**WRITTEN TASK**
Where the data below has the string "JSON", return the whole line.

==*==

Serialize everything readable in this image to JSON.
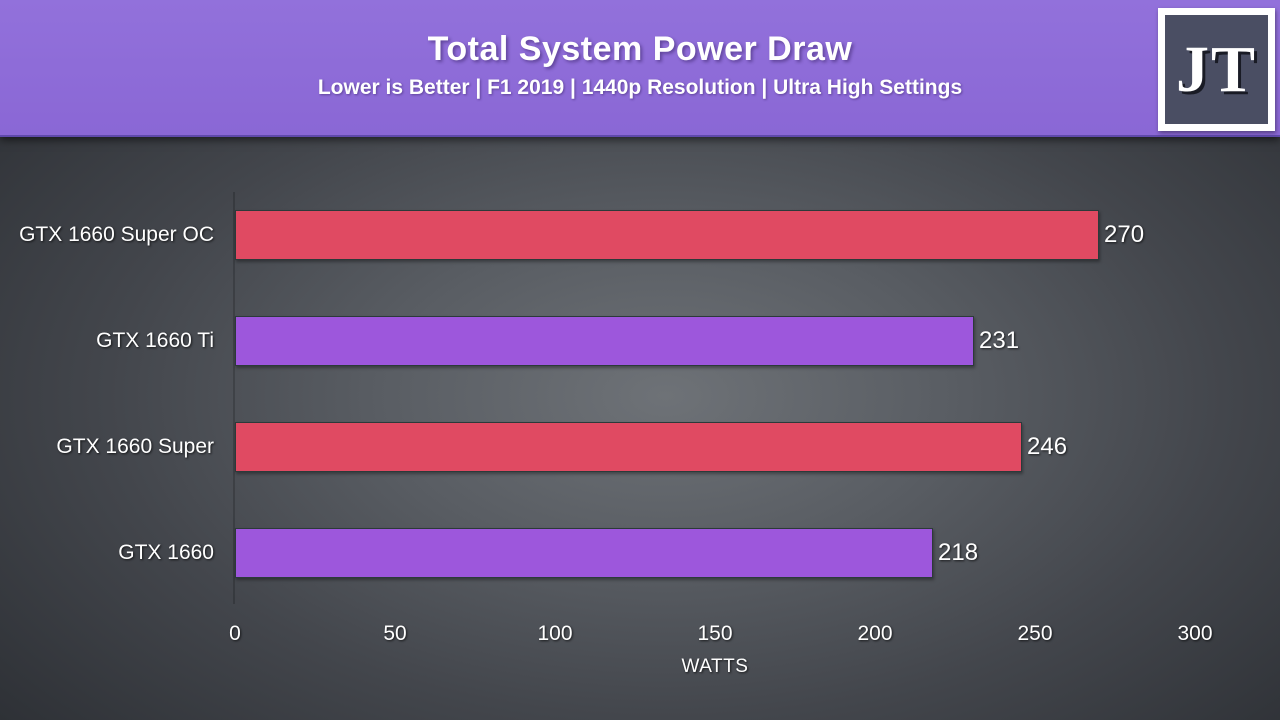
{
  "header": {
    "title": "Total System Power Draw",
    "subtitle": "Lower is Better | F1 2019 | 1440p Resolution | Ultra High Settings",
    "background_color": "#8c69d6",
    "logo": {
      "text": "JT",
      "inner_color": "#4a4e63",
      "border_color": "#ffffff"
    }
  },
  "chart_data": {
    "type": "bar",
    "orientation": "horizontal",
    "title": "Total System Power Draw",
    "categories": [
      "GTX 1660 Super OC",
      "GTX 1660 Ti",
      "GTX 1660 Super",
      "GTX 1660"
    ],
    "values": [
      270,
      231,
      246,
      218
    ],
    "bar_colors": [
      "#e04a62",
      "#9d57dc",
      "#e04a62",
      "#9d57dc"
    ],
    "value_label_color": "#ffffff",
    "xlabel": "WATTS",
    "x_ticks": [
      0,
      50,
      100,
      150,
      200,
      250,
      300
    ],
    "xlim": [
      0,
      300
    ],
    "grid": false,
    "legend_position": "none",
    "background": "dark-gray-radial-gradient"
  }
}
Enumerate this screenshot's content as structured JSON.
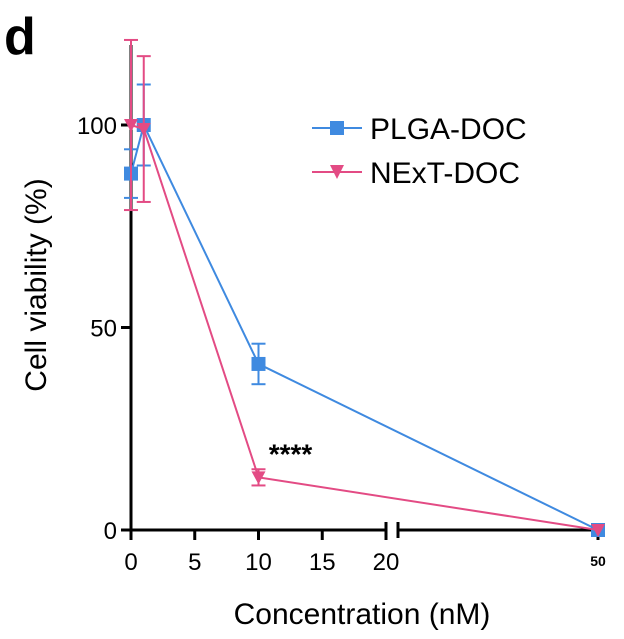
{
  "panel_label": "d",
  "colors": {
    "plga": "#3f8ae0",
    "next": "#e34b84",
    "axis": "#000000"
  },
  "chart_data": {
    "type": "line",
    "xlabel": "Concentration (nM)",
    "ylabel": "Cell viability (%)",
    "ylim": [
      0,
      120
    ],
    "yticks": [
      0,
      50,
      100
    ],
    "xticks_main": [
      0,
      5,
      10,
      15,
      20
    ],
    "xticks_break": [
      50
    ],
    "x_axis_break": [
      20,
      50
    ],
    "legend_position": "top-right",
    "series": [
      {
        "name": "PLGA-DOC",
        "marker": "square",
        "color": "#3f8ae0",
        "x": [
          0,
          1,
          10,
          50
        ],
        "y": [
          88,
          100,
          41,
          0
        ],
        "err": [
          6,
          10,
          5,
          0
        ]
      },
      {
        "name": "NExT-DOC",
        "marker": "triangle-down",
        "color": "#e34b84",
        "x": [
          0,
          1,
          10,
          50
        ],
        "y": [
          100,
          99,
          13,
          0
        ],
        "err": [
          21,
          18,
          2,
          0
        ]
      }
    ],
    "annotations": [
      {
        "text": "****",
        "x": 10,
        "y": 13
      }
    ]
  }
}
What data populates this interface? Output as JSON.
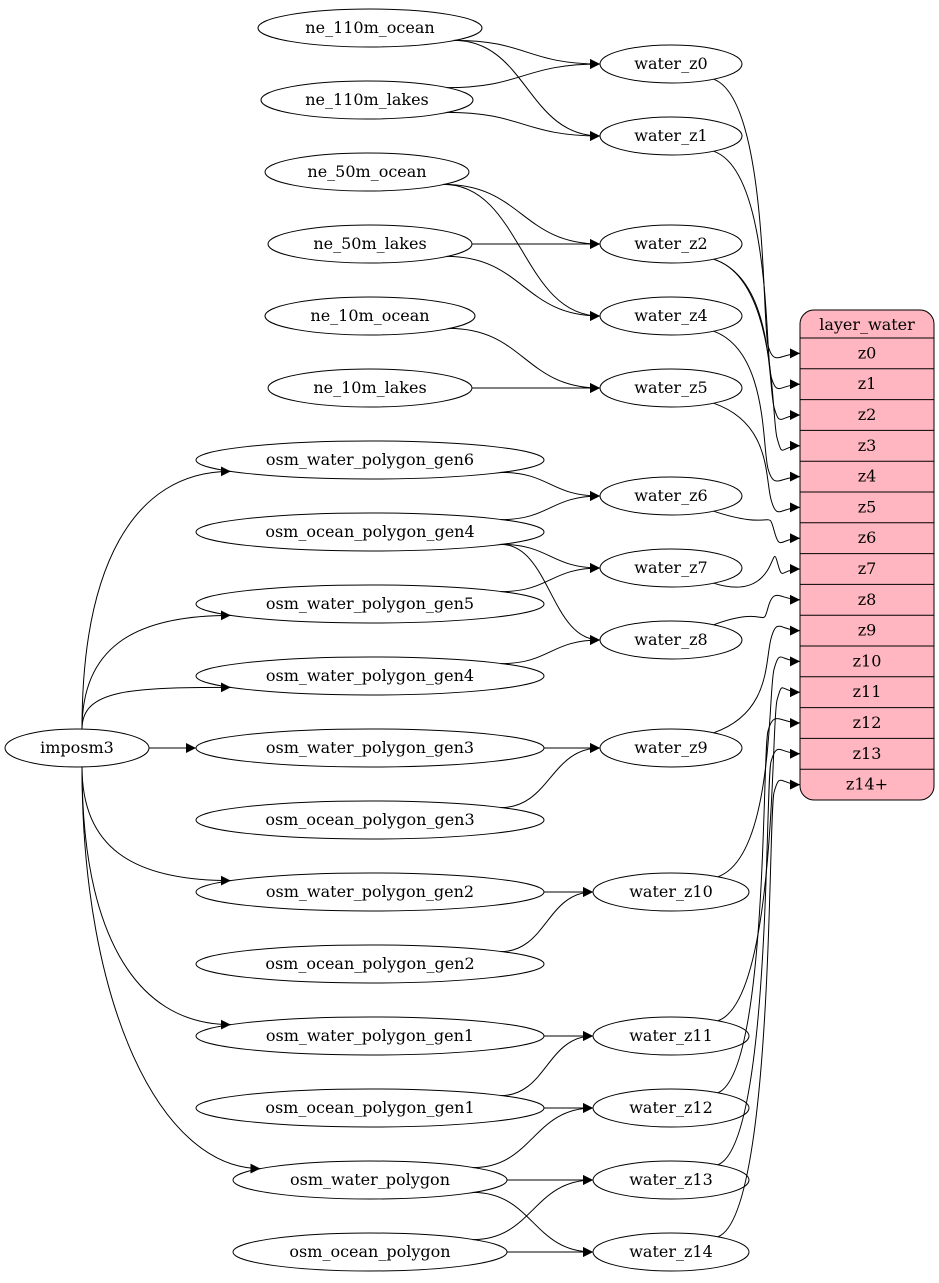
{
  "nodes": [
    {
      "id": "ne_110m_ocean",
      "label": "ne_110m_ocean"
    },
    {
      "id": "ne_110m_lakes",
      "label": "ne_110m_lakes"
    },
    {
      "id": "ne_50m_ocean",
      "label": "ne_50m_ocean"
    },
    {
      "id": "ne_50m_lakes",
      "label": "ne_50m_lakes"
    },
    {
      "id": "ne_10m_ocean",
      "label": "ne_10m_ocean"
    },
    {
      "id": "ne_10m_lakes",
      "label": "ne_10m_lakes"
    },
    {
      "id": "osm_water_polygon_gen6",
      "label": "osm_water_polygon_gen6"
    },
    {
      "id": "osm_ocean_polygon_gen4",
      "label": "osm_ocean_polygon_gen4"
    },
    {
      "id": "osm_water_polygon_gen5",
      "label": "osm_water_polygon_gen5"
    },
    {
      "id": "osm_water_polygon_gen4",
      "label": "osm_water_polygon_gen4"
    },
    {
      "id": "osm_water_polygon_gen3",
      "label": "osm_water_polygon_gen3"
    },
    {
      "id": "osm_ocean_polygon_gen3",
      "label": "osm_ocean_polygon_gen3"
    },
    {
      "id": "osm_water_polygon_gen2",
      "label": "osm_water_polygon_gen2"
    },
    {
      "id": "osm_ocean_polygon_gen2",
      "label": "osm_ocean_polygon_gen2"
    },
    {
      "id": "osm_water_polygon_gen1",
      "label": "osm_water_polygon_gen1"
    },
    {
      "id": "osm_ocean_polygon_gen1",
      "label": "osm_ocean_polygon_gen1"
    },
    {
      "id": "osm_water_polygon",
      "label": "osm_water_polygon"
    },
    {
      "id": "osm_ocean_polygon",
      "label": "osm_ocean_polygon"
    },
    {
      "id": "imposm3",
      "label": "imposm3"
    },
    {
      "id": "water_z0",
      "label": "water_z0"
    },
    {
      "id": "water_z1",
      "label": "water_z1"
    },
    {
      "id": "water_z2",
      "label": "water_z2"
    },
    {
      "id": "water_z4",
      "label": "water_z4"
    },
    {
      "id": "water_z5",
      "label": "water_z5"
    },
    {
      "id": "water_z6",
      "label": "water_z6"
    },
    {
      "id": "water_z7",
      "label": "water_z7"
    },
    {
      "id": "water_z8",
      "label": "water_z8"
    },
    {
      "id": "water_z9",
      "label": "water_z9"
    },
    {
      "id": "water_z10",
      "label": "water_z10"
    },
    {
      "id": "water_z11",
      "label": "water_z11"
    },
    {
      "id": "water_z12",
      "label": "water_z12"
    },
    {
      "id": "water_z13",
      "label": "water_z13"
    },
    {
      "id": "water_z14",
      "label": "water_z14"
    }
  ],
  "layer": {
    "title": "layer_water",
    "fill": "#ffb6c1",
    "rows": [
      "z0",
      "z1",
      "z2",
      "z3",
      "z4",
      "z5",
      "z6",
      "z7",
      "z8",
      "z9",
      "z10",
      "z11",
      "z12",
      "z13",
      "z14+"
    ]
  },
  "edges": [
    [
      "ne_110m_ocean",
      "water_z0"
    ],
    [
      "ne_110m_ocean",
      "water_z1"
    ],
    [
      "ne_110m_lakes",
      "water_z0"
    ],
    [
      "ne_110m_lakes",
      "water_z1"
    ],
    [
      "ne_50m_ocean",
      "water_z2"
    ],
    [
      "ne_50m_ocean",
      "water_z4"
    ],
    [
      "ne_50m_lakes",
      "water_z2"
    ],
    [
      "ne_50m_lakes",
      "water_z4"
    ],
    [
      "ne_10m_ocean",
      "water_z5"
    ],
    [
      "ne_10m_lakes",
      "water_z5"
    ],
    [
      "osm_water_polygon_gen6",
      "water_z6"
    ],
    [
      "osm_ocean_polygon_gen4",
      "water_z6"
    ],
    [
      "osm_ocean_polygon_gen4",
      "water_z7"
    ],
    [
      "osm_ocean_polygon_gen4",
      "water_z8"
    ],
    [
      "osm_water_polygon_gen5",
      "water_z7"
    ],
    [
      "osm_water_polygon_gen4",
      "water_z8"
    ],
    [
      "osm_water_polygon_gen3",
      "water_z9"
    ],
    [
      "osm_ocean_polygon_gen3",
      "water_z9"
    ],
    [
      "osm_water_polygon_gen2",
      "water_z10"
    ],
    [
      "osm_ocean_polygon_gen2",
      "water_z10"
    ],
    [
      "osm_water_polygon_gen1",
      "water_z11"
    ],
    [
      "osm_ocean_polygon_gen1",
      "water_z11"
    ],
    [
      "osm_ocean_polygon_gen1",
      "water_z12"
    ],
    [
      "osm_water_polygon",
      "water_z12"
    ],
    [
      "osm_water_polygon",
      "water_z13"
    ],
    [
      "osm_water_polygon",
      "water_z14"
    ],
    [
      "osm_ocean_polygon",
      "water_z13"
    ],
    [
      "osm_ocean_polygon",
      "water_z14"
    ],
    [
      "imposm3",
      "osm_water_polygon_gen6"
    ],
    [
      "imposm3",
      "osm_water_polygon_gen5"
    ],
    [
      "imposm3",
      "osm_water_polygon_gen4"
    ],
    [
      "imposm3",
      "osm_water_polygon_gen3"
    ],
    [
      "imposm3",
      "osm_water_polygon_gen2"
    ],
    [
      "imposm3",
      "osm_water_polygon_gen1"
    ],
    [
      "imposm3",
      "osm_water_polygon"
    ]
  ],
  "layer_edges": [
    [
      "water_z0",
      "z0"
    ],
    [
      "water_z1",
      "z1"
    ],
    [
      "water_z2",
      "z2"
    ],
    [
      "water_z2",
      "z3"
    ],
    [
      "water_z4",
      "z4"
    ],
    [
      "water_z5",
      "z5"
    ],
    [
      "water_z6",
      "z6"
    ],
    [
      "water_z7",
      "z7"
    ],
    [
      "water_z8",
      "z8"
    ],
    [
      "water_z9",
      "z9"
    ],
    [
      "water_z10",
      "z10"
    ],
    [
      "water_z11",
      "z11"
    ],
    [
      "water_z12",
      "z12"
    ],
    [
      "water_z13",
      "z13"
    ],
    [
      "water_z14",
      "z14+"
    ]
  ]
}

==*==

**OUTPUT OF THE TASK**
Serialize everything readable in this image to JSON.
Enumerate this screenshot's content as structured JSON.
What data populates this interface? Output as JSON.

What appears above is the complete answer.